What to work on:
Continue the blog post on reading, listening, and viewing in 2012, picking up after its final sentence.

Extract:
==========
Reading, Listening, and Viewing in 2012
by Alisa Alering
I
don't think anything I'm going to highlight here actually debuted in 2012, but
that is one of the beauties of books: they don't spoil like ripe produce (well,
most of them.)
Reading:
Twitter
-- which I am still of two minds about -- has done one good thing this year,
and led me to the work of the strange and talented Marly Youmans. Marly
hopped onto a conversation I was having with another Tweep (about pancakes,
IIRC), and was so persistently clever and silver-tongued that I looked up her
stories--of which there are a considerable number. Two of my favorites are:
--"Concealment Shoes," in Salon Fantastique:
Fifteen Original Tales of Fantasy, edited by Ellen Datlow and Terri
Windling. (2006)
--"The Incident at Agate Beach," in The Year's
Best Fantasy & Horror 2006: 19th Annual Collection, edited
by Ellen Datlow and Kelly Link & Gavin J. Grant. (2006)
Youmans’s
stories have an indelible sense of place, the language of a poet (she is one),
and a creepy sense of wonder. I've acquired a copy of her out-of-print YA
novel, Curse of the Raven Mocker, and am looking forward to a
little spooky Appalachian reading to help me through the holidays.
I
also discovered Nina Kiriki Hoffman for the first time this year, thanks
to a review by Jo Walton on Tor.com. There was nothing intellectual about my
enjoyment of Hoffman's trilogy, A Red Heart of Memories, Past the
Size of Dreaming, and A Stir of Bones. These interconnected novels
about a group of odd young people with magical abilities made that most essential
of author-reader connections, seeming to flow straight out of the author's
imagination and into mine without translation. Reading these books gave me
back hope for parts of myself that I haven’t seen or felt for at least ten
years.
==========
[Source data]
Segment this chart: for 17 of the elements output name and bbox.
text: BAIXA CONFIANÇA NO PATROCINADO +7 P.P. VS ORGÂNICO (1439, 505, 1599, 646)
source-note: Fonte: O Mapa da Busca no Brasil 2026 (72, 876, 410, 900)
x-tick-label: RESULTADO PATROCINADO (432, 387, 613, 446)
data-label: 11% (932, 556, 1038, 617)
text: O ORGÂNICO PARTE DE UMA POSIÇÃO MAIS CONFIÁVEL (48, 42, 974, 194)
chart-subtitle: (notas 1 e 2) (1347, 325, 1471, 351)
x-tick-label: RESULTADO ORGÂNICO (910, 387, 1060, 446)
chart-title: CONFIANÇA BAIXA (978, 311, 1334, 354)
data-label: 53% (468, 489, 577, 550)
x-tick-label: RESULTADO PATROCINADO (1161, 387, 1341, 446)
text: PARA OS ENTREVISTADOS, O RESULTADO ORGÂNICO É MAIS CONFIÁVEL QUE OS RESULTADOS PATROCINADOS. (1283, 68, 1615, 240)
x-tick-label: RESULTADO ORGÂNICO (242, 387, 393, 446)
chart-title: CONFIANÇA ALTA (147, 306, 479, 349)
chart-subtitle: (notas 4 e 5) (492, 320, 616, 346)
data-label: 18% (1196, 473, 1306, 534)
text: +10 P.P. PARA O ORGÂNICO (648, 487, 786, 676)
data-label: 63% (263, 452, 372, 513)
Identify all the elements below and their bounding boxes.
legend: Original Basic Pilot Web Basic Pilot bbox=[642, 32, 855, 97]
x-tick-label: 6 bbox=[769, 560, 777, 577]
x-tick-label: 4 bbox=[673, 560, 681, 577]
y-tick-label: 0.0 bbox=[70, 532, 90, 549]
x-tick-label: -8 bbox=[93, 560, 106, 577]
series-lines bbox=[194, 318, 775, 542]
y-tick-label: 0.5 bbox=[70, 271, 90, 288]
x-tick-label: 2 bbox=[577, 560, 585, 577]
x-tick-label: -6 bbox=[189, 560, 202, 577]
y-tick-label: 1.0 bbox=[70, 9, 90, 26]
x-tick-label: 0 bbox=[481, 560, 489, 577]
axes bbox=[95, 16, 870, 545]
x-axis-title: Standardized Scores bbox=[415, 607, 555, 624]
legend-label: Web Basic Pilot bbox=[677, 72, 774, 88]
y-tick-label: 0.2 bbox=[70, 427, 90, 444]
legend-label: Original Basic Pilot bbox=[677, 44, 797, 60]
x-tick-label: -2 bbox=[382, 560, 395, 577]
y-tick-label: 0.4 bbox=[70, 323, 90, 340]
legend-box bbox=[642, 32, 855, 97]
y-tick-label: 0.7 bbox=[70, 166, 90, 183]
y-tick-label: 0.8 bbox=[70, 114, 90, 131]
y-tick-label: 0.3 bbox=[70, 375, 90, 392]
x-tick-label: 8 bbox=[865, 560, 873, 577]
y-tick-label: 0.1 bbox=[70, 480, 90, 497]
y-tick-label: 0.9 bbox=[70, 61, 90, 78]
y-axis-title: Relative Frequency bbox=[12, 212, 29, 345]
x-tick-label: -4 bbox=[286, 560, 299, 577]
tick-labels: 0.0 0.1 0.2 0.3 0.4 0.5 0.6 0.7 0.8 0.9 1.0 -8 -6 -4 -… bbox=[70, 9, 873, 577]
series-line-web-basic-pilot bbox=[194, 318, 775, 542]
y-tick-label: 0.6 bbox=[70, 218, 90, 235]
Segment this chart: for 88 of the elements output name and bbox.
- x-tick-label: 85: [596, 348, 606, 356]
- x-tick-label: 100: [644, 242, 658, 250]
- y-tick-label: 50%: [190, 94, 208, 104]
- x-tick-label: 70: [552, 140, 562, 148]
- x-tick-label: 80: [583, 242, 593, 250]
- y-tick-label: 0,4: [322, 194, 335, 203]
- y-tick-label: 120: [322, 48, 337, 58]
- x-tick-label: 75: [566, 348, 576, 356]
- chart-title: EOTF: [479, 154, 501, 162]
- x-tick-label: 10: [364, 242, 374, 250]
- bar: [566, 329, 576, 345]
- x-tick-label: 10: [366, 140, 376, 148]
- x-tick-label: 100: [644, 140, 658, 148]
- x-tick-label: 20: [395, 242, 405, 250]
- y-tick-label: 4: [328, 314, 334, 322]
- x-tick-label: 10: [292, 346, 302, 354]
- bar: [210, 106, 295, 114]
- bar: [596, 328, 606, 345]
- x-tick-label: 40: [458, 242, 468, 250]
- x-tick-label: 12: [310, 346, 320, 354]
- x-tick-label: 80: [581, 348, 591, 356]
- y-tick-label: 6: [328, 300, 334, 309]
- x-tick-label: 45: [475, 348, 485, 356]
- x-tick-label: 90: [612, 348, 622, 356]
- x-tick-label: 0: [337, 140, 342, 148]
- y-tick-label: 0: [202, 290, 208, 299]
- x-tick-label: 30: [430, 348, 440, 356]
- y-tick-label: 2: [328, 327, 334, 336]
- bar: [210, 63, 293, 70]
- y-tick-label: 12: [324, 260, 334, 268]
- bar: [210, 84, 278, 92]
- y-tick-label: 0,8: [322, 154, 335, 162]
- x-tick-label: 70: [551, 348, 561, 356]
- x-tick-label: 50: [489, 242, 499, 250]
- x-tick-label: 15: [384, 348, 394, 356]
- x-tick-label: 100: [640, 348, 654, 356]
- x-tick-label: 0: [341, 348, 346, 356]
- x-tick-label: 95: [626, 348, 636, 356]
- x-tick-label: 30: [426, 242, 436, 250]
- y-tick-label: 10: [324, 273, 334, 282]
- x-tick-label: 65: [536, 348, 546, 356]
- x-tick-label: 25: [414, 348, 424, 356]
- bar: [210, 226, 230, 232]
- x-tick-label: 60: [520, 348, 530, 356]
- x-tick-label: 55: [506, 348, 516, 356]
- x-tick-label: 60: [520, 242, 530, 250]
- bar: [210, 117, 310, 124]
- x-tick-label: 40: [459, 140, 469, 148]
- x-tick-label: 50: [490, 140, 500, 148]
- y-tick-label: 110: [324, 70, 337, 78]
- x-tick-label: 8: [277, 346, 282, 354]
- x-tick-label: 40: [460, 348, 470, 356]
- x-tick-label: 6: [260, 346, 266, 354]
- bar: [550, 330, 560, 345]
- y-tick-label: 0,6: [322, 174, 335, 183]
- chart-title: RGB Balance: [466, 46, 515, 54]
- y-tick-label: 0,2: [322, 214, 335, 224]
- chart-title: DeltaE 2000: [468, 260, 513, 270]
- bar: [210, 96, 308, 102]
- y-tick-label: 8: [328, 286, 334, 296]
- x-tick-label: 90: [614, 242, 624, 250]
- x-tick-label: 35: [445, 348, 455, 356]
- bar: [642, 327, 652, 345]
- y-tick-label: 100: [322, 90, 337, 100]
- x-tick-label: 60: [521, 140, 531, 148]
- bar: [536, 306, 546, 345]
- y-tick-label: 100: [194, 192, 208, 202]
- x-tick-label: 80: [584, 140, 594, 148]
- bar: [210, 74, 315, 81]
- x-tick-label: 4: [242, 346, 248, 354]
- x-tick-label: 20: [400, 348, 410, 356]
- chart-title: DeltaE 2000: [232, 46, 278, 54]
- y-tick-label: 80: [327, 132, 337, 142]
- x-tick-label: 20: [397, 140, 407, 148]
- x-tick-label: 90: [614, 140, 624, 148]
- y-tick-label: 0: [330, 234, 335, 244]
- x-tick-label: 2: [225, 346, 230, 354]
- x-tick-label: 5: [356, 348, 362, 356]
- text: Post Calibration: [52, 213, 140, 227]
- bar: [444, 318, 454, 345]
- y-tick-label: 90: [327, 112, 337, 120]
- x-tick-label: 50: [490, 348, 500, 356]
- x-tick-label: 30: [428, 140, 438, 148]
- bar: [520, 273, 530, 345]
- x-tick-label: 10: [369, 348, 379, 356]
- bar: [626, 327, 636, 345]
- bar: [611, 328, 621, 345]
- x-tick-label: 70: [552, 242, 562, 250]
==========
Response to the task:
Another
work that really stands out from this year's reading is Kij Johnson's Fox
Woman. I've read (in translation) Japanese classics like The Tale
of Genji and The Pillow Book of Sei Shōnagon. Johnson does a
wonderful job of creating the same tone and atmosphere for her characters--even
the animal ones. A dreamy, transportingly magical work.
This
past summer, I had the good fortune to take a week-long workshop with the
inimitable Lynda Barry. Artist, cartoonist, novelist, playwright,
teacher, and superstar of karaoke, Barry is an unstoppable fountain of
inspiration and incisive humor. Her recurring characters Marlys (The Greatest),
Ernie Pook, and Fred Milton Beat Poodle are waiting to improve your world. If
you're unfamiliar with her work (as it seems younger people are), get
acquainted via Blabber Blabber Blabber: Volume 1 of Everything which
collects her early work. Also recommended: One Hundred Demons.
And
now for some non-fiction: Children of Bethany: The Story of a Palestinian
Family, by Said K. Aburish. I had been meaning to read this 1989
book for a while now, and I'm glad I finally did. I understand times and places
better through people, and this book beautifully and vividly describes the life
of the author's family in a small town in East Jerusalem from the 1920s. He
traces the different choices made by various members of his large family and
how they individually react to changing circumstances and the advent of
history. Enjoyable and informative.
Listening:
Sadly,
I almost never listen to music anymore, except the execrable stuff I hear at
the gym. Audiobooks and radio shows are a different story. I listen to these
when I walk the dog, do the dishes, mow the lawn, clean the cat boxes....pretty
much anything that requires my hands and not my brain.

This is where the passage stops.